| Source document |

Meanwhile, lower rents made it challenging to refinance construction loans, enabling some investors to score deep discounts on apartment buildings while others have seen foreclosures. Earlier this year, the Martin Group bought a 224-unit building at 1889 Harrison St. in downtown Oakland for $61 million, around half of its assessed value, according to public records. Three Steps Properties acquired a 254-unit apartment building at 447 17th St. for $99 million in December in a deal that was also about half of the property's assessed value.

In April, the 241-unit Orion apartment complex on the Oakland waterfront went back to its lender due to a $119 million delinquent loan. Lender Brookfield Property Partners seized The Logan at 5110 Telegraph Ave. from RAD Urban through a deed in lieu of foreclosure process earlier this year.

| Exercises to complete |
(1) In the passage on Oakland apartment sales, how much did the Martin Group pay for the 224-unit building at 1889 Harrison St.?
(2) Carry the passage on Oakland apartment sales forward from its final sentence.

| Information supplied |
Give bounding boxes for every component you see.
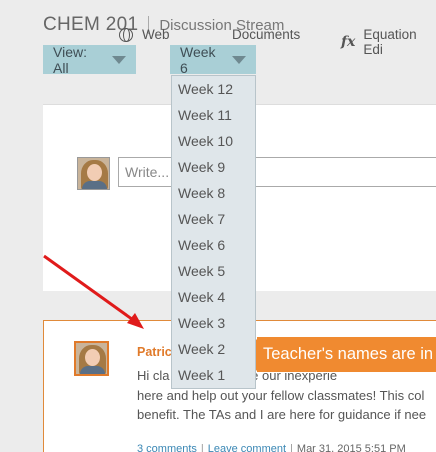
annotation-arrow	[43, 254, 144, 329]
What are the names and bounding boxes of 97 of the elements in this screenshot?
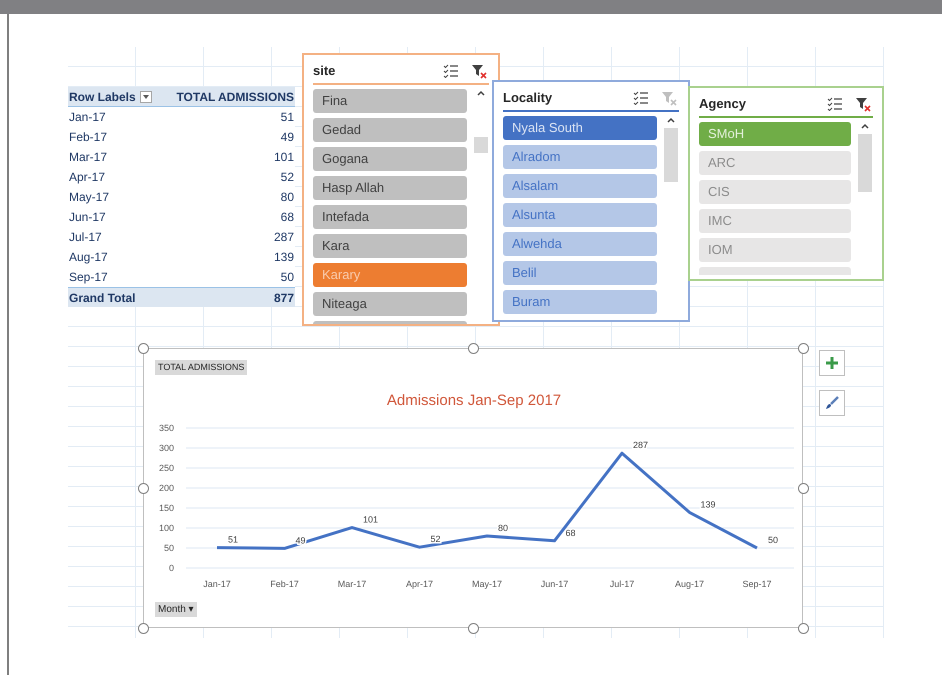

| The answers |
(1) $61 million, around half of its assessed value.

(2)
However, Oakland rents are beginning to climb again after three years of steady declines. In 2025, rent growth has turned a corner, with annual growth reaching 1.3% in the current quarter, according to CoStar. While demand has stayed steady, Oakland's multifamily vacancy rate has begun to inch down, standing at 9.2% in the third quarter of 2025, as new units are quickly occupied, according to CoStar.

"This trend is expected to continue as recently completed communities stabilize, increasing the likelihood of sustained rent growth for the year ahead," according to a Costar report that noted downtown Oakland in particular remains appealing for young professionals and others seeking a more affordable "urban lifestyle compared to costlier Bay Area cities like San Francisco and San Jose."